Dataset excerpt:
╭──
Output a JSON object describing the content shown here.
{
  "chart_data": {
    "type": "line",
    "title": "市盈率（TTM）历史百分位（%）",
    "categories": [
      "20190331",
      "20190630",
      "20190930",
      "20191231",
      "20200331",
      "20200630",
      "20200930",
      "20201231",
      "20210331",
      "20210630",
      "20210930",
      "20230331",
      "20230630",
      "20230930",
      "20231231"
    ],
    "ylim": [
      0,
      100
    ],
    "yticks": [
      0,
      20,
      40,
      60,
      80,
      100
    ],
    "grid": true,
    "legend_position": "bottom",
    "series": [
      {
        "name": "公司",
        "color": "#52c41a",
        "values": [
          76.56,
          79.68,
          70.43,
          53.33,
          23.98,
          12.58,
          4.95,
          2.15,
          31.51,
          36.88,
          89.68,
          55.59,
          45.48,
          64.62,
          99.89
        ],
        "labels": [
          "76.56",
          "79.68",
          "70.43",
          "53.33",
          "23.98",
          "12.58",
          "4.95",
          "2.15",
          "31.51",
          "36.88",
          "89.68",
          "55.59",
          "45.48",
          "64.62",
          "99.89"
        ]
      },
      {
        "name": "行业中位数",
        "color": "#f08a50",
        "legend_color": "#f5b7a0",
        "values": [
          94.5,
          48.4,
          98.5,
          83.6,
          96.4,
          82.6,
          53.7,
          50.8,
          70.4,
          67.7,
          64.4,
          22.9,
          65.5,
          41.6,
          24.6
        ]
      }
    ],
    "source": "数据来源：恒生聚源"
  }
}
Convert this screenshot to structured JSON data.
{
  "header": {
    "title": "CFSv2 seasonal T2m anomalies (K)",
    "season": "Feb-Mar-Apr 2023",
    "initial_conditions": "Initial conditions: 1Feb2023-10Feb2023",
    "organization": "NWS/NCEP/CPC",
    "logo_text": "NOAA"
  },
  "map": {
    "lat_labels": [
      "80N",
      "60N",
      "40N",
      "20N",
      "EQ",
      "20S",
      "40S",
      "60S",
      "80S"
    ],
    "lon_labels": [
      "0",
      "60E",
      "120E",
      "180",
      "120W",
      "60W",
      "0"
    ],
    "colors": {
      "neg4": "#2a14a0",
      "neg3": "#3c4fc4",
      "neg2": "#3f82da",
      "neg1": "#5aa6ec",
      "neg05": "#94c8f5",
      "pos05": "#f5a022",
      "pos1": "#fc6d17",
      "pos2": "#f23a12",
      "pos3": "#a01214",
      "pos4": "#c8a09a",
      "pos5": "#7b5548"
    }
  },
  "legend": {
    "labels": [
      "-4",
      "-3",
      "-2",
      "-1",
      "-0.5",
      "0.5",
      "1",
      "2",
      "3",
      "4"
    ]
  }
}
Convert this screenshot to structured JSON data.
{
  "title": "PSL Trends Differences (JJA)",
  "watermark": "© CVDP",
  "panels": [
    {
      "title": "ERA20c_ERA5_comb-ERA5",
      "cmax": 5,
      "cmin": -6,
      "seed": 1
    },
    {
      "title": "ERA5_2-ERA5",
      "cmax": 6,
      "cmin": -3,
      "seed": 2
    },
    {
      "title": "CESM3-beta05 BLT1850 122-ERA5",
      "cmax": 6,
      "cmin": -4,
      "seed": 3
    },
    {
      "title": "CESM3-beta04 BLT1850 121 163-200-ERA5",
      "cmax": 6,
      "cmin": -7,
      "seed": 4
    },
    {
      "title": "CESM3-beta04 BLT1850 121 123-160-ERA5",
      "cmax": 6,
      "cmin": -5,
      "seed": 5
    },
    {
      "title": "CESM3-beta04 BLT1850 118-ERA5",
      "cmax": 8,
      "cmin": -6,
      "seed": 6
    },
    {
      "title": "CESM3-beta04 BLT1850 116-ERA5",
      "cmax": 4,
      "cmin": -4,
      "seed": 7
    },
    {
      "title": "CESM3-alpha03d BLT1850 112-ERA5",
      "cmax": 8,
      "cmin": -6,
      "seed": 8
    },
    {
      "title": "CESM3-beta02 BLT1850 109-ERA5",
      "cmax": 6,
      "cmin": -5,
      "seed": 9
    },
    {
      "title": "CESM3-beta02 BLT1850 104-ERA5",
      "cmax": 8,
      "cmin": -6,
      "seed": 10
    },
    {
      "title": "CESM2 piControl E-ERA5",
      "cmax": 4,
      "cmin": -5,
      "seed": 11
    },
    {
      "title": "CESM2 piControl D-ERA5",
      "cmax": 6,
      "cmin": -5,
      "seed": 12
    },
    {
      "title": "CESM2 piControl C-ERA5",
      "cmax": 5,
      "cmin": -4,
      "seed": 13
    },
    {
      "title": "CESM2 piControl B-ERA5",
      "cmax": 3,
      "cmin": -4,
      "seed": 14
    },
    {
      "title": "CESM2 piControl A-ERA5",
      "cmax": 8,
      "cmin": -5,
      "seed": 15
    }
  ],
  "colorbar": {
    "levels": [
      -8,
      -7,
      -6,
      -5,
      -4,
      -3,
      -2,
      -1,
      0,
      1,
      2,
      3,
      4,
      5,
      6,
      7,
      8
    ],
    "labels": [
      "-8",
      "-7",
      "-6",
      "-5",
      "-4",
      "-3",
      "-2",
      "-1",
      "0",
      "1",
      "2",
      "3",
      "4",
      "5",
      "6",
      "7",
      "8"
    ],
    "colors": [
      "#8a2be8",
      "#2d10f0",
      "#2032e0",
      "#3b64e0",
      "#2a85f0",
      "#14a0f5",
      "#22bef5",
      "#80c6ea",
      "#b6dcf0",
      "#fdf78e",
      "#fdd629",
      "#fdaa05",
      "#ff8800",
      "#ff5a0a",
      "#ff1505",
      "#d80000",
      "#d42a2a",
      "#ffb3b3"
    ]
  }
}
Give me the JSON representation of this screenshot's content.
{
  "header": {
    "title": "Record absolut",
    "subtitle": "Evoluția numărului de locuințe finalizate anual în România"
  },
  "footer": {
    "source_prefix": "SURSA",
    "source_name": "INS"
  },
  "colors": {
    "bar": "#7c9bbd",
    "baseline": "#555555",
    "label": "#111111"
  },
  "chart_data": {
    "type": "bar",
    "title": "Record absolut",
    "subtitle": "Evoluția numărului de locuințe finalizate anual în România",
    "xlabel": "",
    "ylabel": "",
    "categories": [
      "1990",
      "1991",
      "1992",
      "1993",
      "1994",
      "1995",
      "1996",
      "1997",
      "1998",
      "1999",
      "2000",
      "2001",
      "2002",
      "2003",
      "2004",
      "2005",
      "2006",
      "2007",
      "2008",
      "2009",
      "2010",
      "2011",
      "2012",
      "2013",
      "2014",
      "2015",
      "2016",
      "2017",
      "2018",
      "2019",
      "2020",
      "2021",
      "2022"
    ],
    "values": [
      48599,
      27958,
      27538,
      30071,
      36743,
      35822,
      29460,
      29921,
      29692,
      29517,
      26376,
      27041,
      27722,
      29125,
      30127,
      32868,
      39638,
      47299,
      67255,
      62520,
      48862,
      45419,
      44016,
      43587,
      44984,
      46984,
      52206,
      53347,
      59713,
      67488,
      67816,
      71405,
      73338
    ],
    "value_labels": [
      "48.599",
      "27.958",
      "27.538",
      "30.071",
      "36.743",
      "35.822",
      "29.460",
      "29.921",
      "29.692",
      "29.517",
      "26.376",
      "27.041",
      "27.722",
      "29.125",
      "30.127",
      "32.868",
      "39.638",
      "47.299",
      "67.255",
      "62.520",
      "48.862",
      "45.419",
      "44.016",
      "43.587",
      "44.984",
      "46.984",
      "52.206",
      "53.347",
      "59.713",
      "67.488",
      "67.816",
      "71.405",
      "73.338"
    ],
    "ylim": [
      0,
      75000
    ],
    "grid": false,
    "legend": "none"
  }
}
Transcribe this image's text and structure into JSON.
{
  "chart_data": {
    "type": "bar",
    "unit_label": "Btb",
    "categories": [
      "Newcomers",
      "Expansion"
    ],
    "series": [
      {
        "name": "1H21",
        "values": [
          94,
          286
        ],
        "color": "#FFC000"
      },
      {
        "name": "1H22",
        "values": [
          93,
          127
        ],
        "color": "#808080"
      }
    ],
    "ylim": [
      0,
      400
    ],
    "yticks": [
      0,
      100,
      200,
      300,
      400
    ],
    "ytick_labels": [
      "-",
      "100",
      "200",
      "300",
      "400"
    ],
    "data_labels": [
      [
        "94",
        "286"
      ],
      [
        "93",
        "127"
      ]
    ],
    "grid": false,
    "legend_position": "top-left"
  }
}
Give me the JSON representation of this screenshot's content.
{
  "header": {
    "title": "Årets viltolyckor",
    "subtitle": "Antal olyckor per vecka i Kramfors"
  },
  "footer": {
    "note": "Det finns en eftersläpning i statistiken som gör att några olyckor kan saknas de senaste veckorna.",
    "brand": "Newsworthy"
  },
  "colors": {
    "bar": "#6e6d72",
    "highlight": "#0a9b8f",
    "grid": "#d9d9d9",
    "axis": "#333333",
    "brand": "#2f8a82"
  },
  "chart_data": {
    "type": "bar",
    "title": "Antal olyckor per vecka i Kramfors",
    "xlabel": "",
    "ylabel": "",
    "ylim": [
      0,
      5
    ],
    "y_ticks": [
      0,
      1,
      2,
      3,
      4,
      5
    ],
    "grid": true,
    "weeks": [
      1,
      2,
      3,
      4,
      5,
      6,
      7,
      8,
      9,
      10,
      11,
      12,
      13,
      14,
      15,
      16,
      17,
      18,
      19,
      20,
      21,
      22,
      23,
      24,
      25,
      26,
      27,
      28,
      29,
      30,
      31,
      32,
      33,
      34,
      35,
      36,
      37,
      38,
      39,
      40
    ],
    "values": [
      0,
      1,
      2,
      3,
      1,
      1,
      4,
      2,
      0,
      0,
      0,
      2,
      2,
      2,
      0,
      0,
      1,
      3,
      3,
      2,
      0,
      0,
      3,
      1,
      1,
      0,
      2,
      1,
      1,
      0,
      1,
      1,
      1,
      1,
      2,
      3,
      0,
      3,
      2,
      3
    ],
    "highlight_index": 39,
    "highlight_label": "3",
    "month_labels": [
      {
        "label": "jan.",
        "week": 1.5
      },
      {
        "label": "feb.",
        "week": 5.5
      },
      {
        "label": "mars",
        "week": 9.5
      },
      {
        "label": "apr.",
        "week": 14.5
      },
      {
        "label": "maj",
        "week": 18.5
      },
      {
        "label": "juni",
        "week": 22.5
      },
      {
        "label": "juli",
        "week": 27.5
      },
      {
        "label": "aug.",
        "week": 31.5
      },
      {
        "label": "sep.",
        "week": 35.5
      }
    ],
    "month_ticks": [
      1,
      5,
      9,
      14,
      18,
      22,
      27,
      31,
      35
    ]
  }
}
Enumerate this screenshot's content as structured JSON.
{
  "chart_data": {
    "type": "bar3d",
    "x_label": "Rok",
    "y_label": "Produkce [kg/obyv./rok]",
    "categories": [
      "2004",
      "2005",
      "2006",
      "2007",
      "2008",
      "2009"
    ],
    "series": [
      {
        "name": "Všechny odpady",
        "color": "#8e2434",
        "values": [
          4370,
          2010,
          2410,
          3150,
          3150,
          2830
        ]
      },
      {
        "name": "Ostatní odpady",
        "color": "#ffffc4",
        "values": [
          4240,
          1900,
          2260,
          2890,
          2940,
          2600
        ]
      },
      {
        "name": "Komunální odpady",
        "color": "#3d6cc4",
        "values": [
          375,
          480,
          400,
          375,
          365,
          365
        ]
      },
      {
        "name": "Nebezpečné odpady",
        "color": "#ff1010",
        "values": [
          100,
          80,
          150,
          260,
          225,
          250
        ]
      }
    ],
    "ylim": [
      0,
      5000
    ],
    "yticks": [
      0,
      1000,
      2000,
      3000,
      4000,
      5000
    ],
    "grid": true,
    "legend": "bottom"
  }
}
╰──
### Directive
Check each line above for the word "Evoluția" and give the number of lines that have it, nothing else.

### Exercise output
2